The suit alleges that McClatchy conspired with Mair and her opposition research outlet, Mair Strategies, to spread false statements about Nunes, the former chairman and the current ranking member of the House intelligence committee.
“McClatchy, Mair and Mair Strategies engaged in a joint scheme the unlawful purpose of which was to destroy Nunes’ personal and professional reputations, advance the goals of the dark money behind the paid-for smear campaign, interfere with Nunes’ duties as a United States Congressman, and influence the outcome of a federal election,” says the suit, which was filed April 8 in a Virginia court.
Mair was hired to sully Nunes by unknown parties, whom Nunes hopes to identify through the suit, the complaint states.
Much of the suit focuses on an article published on May 23, 2018, by The Fresno Bee, a local daily in Nunes’ district that’s owned by McClatchy. “A yacht, cocaine, prostitutes: Winery partly owned by Nunes sued after fundraiser event,” the headline reads.
The article goes into salacious details about what allegedly took place in 2015 aboard a yacht owned by a winery that’s co-owned by Nunes. It waits until after its 10th paragraph to explain that Nunes is only a limited partner who invested $50,000-$100,000 in the winery in 2006 and has had no say in how it’s run and, according to the winery’s spokeswoman, no involvement in the incident.
WineBusiness.com reported in 2016 what allegedly took place. The Alpha Omega Winery has a philanthropic arm that holds charity fundraisers each year where it auctions off a cruise on the company’s yacht, the USS Alpha Omega. On Aug. 12, 2015, a group of 25 men who won the cruise came onboard with a group of prostitutes and allegedly drank profusely and did drugs during the trip, scaring two female employees who were onboard to serve wine. One sued, and the company settled out of court.

Assignment A »
Decide whether each statement agrees with the passage about the Nunes lawsuit, answering yes or no and quoting the text's deciding words: (i) The suit was filed in a Virginia court. (ii) Nunes invested in the winery in 2015. (iii) The Fresno Bee is owned by McClatchy.
Assignment B »
Reproduce the portion of the passage about the Nunes lawsuit starting with "The suit alleges" and going on through "House intelligence committee.".

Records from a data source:
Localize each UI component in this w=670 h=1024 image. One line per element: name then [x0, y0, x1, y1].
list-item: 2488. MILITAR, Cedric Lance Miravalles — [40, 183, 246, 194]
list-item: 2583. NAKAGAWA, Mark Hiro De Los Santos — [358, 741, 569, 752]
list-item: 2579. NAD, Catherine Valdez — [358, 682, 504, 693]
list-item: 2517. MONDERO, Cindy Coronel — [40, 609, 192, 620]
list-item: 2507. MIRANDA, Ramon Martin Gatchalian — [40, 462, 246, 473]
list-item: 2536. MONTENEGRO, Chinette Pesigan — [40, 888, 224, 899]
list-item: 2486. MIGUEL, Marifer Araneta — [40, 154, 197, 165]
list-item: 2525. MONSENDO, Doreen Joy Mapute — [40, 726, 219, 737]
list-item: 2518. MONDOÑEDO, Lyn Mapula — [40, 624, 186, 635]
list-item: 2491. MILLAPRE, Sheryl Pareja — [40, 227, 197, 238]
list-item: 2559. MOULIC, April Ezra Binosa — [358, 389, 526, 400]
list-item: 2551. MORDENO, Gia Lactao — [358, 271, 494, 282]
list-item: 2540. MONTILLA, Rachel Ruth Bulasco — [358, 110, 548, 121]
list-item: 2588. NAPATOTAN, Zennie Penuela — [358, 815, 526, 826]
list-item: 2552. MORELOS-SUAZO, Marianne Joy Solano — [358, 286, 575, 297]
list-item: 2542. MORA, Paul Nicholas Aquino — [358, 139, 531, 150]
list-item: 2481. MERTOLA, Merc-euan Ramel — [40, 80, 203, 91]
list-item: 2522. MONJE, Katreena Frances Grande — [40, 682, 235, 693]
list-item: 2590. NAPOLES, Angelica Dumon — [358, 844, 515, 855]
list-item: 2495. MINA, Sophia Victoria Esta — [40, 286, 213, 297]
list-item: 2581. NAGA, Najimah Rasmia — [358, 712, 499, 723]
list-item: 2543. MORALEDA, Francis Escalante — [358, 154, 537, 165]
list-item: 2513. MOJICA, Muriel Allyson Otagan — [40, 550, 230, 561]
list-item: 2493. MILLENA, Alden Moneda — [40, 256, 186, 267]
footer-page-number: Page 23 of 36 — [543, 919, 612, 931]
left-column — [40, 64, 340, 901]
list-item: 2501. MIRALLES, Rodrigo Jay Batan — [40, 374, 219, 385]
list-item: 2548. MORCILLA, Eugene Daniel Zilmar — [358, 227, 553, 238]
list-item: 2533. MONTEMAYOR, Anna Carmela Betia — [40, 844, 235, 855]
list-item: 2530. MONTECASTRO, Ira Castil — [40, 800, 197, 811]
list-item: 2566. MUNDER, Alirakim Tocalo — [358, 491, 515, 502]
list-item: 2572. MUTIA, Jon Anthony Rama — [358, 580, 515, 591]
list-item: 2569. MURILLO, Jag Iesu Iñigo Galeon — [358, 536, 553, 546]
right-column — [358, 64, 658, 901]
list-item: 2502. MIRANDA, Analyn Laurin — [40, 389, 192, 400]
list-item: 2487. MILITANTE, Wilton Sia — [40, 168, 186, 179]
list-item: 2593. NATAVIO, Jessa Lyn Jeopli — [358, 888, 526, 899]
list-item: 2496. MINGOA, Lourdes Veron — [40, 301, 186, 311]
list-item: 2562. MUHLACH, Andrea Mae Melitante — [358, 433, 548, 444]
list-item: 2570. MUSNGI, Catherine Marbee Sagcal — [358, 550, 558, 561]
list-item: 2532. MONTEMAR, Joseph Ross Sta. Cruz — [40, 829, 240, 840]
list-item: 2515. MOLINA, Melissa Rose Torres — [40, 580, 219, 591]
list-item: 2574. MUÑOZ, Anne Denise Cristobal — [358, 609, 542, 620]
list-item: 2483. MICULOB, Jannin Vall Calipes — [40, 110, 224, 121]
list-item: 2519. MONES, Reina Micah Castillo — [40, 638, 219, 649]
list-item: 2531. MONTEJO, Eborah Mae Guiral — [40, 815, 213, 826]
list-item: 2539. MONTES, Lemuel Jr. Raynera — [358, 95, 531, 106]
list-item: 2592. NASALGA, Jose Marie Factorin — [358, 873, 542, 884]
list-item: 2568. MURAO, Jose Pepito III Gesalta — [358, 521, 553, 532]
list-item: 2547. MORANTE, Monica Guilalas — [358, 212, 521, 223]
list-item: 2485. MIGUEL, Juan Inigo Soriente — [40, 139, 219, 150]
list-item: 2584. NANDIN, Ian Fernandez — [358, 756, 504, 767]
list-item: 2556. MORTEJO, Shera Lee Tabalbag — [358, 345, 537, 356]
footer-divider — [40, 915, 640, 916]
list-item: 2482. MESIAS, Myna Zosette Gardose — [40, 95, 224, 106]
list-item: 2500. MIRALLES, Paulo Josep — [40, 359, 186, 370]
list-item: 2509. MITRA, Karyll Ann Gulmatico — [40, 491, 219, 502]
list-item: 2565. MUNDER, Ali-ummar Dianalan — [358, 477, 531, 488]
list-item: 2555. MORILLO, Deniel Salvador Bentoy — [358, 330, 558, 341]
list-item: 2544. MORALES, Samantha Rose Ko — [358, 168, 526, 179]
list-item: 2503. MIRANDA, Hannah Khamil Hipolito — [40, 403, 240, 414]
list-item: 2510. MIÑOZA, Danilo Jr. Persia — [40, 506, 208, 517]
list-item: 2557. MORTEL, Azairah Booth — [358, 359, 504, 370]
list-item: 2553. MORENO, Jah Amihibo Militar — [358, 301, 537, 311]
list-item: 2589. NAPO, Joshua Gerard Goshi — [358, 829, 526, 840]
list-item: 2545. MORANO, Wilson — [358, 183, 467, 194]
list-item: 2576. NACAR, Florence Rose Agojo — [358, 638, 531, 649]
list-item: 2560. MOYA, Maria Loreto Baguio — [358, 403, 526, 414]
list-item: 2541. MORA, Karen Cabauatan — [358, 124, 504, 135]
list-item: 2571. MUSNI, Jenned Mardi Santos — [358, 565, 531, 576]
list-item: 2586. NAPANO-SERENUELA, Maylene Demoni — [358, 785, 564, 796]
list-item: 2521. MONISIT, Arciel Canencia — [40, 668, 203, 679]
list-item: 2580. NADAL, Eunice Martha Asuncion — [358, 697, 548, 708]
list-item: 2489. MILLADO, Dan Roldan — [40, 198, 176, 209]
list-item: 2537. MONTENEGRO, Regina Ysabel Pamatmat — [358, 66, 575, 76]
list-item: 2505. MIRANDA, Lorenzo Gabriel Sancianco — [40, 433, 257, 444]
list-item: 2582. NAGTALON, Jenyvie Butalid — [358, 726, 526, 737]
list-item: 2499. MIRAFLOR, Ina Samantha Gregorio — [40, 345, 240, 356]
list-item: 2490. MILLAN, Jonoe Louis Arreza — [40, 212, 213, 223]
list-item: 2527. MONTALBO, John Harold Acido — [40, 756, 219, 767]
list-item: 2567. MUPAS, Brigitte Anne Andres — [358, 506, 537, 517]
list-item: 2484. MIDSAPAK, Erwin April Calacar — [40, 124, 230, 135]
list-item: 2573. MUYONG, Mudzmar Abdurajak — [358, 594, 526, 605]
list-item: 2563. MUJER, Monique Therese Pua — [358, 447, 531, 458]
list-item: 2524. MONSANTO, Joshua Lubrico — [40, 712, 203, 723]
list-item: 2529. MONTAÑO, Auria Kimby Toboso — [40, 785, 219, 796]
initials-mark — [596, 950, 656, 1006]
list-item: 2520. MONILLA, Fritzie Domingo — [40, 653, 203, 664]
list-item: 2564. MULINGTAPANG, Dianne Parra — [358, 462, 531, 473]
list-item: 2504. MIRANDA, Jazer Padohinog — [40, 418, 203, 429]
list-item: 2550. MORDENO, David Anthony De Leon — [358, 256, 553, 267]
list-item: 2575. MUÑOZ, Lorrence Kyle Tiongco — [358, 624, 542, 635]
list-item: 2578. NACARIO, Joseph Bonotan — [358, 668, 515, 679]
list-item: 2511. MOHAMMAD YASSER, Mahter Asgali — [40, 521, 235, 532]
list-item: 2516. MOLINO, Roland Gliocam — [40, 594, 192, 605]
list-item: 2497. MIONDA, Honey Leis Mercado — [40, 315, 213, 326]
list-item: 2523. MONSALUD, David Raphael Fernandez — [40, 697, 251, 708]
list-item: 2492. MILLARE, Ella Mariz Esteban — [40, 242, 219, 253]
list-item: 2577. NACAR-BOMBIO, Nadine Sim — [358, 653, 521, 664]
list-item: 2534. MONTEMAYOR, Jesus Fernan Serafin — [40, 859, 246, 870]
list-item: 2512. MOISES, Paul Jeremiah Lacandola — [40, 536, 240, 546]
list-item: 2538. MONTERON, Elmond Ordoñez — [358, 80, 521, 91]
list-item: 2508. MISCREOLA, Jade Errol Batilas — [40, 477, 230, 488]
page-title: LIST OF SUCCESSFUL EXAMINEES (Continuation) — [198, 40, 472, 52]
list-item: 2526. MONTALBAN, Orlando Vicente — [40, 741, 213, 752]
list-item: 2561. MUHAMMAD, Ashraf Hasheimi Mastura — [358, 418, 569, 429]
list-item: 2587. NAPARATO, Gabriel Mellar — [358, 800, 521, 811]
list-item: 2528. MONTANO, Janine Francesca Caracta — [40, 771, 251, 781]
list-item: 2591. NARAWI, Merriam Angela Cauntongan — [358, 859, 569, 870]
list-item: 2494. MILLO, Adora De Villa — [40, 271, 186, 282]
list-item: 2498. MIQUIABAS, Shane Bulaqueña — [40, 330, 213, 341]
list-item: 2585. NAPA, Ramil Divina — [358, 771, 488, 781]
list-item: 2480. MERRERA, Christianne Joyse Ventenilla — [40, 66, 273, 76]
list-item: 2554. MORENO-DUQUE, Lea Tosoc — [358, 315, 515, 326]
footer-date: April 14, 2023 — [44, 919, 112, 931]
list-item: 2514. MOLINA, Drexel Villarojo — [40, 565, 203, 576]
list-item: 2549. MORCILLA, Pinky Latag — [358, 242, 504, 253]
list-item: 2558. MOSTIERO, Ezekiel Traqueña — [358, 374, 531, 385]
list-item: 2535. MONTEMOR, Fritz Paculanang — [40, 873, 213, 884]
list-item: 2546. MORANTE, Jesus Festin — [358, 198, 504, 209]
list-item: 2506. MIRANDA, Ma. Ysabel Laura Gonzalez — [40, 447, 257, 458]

Problem solution A »
(i) Yes: "which was filed April 8 in a Virginia court"
(ii) No: "invested $50,000-$100,000 in the winery in 2006"
(iii) Yes: "a local daily in Nunes’ district that’s owned by McClatchy"

Problem solution B »
The suit alleges that McClatchy conspired with Mair and her opposition research outlet, Mair Strategies, to spread false statements about Nunes, the former chairman and the current ranking member of the House intelligence committee.